# Task objective
Single out the lines that include the word "this". Copy them.

Items from a figure collection
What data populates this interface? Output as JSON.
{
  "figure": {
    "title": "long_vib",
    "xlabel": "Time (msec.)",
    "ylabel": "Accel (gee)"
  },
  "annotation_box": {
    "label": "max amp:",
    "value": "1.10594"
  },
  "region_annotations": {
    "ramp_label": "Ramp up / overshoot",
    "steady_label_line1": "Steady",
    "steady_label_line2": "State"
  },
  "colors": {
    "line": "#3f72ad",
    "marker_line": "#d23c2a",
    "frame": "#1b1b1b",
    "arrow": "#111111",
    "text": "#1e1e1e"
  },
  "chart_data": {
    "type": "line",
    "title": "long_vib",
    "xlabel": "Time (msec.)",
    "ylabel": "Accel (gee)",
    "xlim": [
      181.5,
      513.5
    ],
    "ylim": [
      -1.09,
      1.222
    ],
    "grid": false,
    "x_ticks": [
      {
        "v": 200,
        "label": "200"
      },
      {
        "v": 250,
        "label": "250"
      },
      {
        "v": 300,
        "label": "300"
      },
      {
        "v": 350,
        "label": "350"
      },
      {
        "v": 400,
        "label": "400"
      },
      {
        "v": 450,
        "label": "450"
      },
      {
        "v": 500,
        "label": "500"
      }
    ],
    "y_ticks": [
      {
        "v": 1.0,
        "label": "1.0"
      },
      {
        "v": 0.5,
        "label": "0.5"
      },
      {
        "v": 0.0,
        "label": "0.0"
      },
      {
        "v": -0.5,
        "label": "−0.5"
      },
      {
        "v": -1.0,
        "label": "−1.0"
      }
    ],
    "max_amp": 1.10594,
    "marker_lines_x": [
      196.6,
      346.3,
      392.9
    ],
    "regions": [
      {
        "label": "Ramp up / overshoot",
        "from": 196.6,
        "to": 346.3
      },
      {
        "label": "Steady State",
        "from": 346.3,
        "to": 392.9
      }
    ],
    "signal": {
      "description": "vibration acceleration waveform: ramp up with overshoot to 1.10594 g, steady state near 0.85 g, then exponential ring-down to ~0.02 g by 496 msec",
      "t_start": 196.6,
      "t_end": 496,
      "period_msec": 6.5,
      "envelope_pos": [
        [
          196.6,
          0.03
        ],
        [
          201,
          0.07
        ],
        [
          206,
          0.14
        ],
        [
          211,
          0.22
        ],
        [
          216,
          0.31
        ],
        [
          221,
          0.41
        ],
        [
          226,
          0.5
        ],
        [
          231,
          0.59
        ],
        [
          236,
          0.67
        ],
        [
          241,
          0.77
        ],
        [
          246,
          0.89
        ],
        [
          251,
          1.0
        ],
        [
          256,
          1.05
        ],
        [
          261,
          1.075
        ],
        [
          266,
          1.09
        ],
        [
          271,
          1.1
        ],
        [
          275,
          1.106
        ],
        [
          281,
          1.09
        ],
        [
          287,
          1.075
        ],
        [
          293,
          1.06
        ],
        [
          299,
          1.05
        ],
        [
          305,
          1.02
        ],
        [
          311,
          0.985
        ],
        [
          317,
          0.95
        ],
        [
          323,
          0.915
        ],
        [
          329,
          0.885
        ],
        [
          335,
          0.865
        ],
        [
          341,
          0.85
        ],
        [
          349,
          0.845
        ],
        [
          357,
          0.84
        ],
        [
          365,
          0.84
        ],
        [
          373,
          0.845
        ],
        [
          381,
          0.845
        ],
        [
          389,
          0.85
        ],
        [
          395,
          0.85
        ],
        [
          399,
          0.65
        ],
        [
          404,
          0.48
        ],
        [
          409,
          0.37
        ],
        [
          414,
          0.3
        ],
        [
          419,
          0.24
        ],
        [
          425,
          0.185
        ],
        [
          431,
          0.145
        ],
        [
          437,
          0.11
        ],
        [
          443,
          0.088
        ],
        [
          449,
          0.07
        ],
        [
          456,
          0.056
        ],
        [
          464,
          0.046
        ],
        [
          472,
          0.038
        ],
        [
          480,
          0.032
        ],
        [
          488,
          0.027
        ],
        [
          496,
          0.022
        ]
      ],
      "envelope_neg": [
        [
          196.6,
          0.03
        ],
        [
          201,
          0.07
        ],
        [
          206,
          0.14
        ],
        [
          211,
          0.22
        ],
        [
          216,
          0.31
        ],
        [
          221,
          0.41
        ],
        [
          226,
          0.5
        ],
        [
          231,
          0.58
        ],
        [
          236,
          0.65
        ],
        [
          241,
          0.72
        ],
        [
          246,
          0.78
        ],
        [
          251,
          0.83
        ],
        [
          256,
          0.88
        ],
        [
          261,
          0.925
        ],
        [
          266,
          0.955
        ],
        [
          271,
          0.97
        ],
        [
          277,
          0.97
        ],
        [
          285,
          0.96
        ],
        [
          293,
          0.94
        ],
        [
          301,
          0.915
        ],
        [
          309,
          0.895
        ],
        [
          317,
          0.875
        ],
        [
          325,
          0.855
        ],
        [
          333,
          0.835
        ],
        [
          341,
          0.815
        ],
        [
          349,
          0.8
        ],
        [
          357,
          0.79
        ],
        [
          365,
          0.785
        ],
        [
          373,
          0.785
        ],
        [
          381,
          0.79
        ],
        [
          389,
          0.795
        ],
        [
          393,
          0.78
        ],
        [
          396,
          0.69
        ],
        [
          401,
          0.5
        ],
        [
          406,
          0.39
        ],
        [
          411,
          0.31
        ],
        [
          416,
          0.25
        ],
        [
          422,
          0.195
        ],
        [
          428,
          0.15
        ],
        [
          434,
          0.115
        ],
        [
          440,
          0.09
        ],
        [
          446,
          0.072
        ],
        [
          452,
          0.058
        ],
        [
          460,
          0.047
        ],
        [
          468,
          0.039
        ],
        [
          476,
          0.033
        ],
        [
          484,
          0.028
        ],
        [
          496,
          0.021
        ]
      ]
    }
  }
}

...

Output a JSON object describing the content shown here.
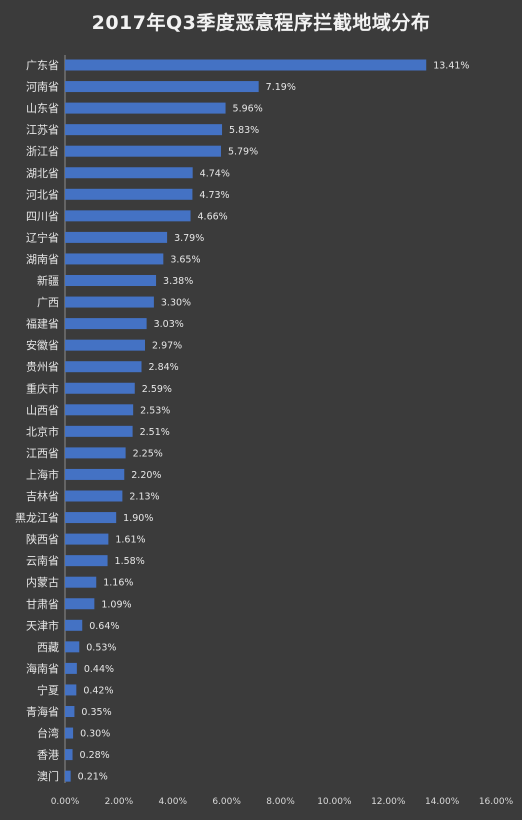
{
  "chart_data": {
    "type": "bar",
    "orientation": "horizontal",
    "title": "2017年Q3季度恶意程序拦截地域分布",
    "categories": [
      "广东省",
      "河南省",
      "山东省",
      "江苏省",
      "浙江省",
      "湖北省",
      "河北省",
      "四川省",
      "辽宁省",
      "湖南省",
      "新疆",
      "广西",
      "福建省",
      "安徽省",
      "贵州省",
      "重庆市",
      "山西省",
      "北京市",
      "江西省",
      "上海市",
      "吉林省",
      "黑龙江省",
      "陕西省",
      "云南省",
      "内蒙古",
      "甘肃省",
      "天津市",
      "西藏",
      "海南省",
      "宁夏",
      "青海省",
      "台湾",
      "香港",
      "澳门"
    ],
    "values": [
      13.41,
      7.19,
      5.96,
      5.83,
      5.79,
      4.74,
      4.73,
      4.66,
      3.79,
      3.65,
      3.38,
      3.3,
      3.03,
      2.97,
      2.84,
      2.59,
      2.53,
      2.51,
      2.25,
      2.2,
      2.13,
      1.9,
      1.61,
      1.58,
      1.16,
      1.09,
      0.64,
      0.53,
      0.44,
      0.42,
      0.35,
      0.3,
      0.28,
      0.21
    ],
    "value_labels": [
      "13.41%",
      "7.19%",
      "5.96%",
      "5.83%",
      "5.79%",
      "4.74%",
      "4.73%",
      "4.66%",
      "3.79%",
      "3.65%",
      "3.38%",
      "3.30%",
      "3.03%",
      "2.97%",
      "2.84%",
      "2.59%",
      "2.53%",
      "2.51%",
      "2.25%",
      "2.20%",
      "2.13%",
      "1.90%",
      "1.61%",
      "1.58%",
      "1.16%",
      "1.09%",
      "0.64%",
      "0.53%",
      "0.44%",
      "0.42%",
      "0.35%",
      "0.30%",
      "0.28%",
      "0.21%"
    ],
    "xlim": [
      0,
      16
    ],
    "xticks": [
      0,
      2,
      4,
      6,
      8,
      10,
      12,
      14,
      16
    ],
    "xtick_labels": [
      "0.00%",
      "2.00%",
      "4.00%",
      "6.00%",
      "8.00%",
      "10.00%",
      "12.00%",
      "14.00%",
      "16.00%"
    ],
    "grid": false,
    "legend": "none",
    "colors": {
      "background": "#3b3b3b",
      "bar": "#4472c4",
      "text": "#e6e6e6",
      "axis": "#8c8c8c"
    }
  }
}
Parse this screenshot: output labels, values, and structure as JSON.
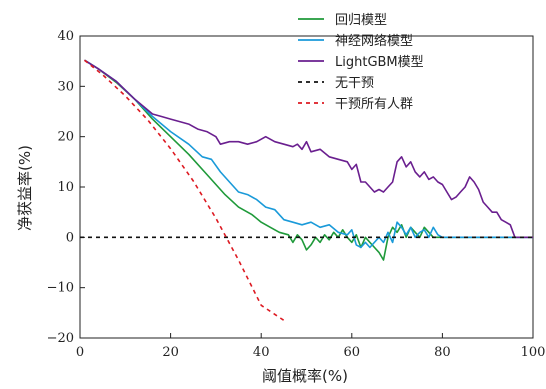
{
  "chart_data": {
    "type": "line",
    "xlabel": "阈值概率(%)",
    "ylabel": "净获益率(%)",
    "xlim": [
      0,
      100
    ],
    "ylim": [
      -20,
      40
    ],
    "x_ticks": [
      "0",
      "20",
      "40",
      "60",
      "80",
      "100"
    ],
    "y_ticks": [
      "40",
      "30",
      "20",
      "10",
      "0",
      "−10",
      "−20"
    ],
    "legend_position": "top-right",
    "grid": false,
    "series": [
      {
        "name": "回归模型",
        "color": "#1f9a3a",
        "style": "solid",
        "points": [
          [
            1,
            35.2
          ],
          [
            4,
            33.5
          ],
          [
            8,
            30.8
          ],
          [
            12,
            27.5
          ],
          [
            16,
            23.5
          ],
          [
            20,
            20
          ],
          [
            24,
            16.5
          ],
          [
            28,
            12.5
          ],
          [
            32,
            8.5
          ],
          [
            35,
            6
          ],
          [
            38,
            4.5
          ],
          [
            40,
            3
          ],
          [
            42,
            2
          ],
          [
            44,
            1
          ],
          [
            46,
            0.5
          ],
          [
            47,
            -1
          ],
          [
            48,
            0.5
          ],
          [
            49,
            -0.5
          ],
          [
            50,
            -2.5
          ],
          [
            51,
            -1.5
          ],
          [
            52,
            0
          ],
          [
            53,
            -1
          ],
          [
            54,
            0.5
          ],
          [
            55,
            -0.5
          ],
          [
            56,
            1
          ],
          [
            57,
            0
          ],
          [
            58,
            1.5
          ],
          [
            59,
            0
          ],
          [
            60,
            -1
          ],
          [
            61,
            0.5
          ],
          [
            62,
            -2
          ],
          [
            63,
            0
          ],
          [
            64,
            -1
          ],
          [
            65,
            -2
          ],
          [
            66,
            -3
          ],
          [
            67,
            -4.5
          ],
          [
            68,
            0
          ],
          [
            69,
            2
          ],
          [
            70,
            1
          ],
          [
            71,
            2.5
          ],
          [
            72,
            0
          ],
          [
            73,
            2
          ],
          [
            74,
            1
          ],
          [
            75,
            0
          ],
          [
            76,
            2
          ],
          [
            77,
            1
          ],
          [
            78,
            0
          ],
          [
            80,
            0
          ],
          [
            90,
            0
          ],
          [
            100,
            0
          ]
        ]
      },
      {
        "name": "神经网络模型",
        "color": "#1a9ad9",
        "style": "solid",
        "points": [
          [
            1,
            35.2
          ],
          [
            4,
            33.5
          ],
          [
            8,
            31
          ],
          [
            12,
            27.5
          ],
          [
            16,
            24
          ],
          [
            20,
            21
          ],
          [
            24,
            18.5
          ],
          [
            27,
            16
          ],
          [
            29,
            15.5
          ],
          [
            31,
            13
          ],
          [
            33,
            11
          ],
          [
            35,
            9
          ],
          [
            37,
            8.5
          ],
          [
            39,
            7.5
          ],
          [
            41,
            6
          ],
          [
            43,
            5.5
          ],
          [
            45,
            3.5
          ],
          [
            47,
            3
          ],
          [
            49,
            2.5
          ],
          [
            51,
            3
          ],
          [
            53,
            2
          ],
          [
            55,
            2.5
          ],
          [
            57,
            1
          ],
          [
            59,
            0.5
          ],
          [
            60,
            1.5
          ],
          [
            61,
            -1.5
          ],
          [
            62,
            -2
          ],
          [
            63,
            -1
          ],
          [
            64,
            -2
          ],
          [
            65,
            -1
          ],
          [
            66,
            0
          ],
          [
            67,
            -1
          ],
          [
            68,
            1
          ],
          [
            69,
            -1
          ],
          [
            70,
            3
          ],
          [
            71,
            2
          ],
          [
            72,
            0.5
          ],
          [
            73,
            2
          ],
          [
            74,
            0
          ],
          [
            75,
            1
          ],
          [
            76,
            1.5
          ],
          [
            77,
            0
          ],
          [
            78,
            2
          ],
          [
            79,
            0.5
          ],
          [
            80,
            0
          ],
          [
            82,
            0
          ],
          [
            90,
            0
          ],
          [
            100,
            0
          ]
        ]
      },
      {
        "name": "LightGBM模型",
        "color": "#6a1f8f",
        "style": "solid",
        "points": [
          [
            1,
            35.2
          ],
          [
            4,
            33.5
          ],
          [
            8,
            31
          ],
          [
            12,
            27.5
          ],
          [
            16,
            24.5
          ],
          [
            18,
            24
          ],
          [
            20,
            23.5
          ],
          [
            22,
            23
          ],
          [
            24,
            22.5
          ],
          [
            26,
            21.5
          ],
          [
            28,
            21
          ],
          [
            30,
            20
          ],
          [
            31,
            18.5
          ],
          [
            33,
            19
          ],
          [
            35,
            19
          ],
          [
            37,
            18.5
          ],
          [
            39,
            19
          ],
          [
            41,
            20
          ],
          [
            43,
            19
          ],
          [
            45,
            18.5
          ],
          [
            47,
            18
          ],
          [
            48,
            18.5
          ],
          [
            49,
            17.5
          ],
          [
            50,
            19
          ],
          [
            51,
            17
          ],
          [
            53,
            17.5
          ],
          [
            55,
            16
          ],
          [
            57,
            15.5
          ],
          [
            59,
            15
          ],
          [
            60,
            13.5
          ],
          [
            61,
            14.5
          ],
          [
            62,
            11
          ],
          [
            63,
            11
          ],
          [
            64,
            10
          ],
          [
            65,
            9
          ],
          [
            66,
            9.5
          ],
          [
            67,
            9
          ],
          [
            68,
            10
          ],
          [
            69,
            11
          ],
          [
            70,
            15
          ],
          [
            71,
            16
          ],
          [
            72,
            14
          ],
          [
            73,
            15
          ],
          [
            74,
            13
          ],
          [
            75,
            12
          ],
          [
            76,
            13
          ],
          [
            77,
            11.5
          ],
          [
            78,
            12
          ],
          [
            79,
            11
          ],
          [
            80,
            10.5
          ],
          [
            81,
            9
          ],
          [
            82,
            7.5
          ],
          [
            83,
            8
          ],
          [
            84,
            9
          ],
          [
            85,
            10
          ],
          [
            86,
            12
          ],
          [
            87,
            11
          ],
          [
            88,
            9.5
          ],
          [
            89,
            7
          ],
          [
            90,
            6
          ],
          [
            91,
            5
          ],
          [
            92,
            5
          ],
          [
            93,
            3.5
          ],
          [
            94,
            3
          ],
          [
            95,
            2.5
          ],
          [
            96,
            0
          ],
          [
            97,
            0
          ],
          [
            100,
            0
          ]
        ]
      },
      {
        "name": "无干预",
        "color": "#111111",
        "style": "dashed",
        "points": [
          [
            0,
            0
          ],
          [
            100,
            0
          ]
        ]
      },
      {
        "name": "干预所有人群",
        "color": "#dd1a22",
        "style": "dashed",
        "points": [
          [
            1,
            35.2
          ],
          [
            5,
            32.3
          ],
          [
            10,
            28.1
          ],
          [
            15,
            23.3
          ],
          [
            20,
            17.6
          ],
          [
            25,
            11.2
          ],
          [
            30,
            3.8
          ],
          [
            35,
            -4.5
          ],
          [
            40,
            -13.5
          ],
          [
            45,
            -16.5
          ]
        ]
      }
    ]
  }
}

# The solution
What data populates this interface? Output as JSON.
Parse this screenshot: output labels, values, and structure as JSON.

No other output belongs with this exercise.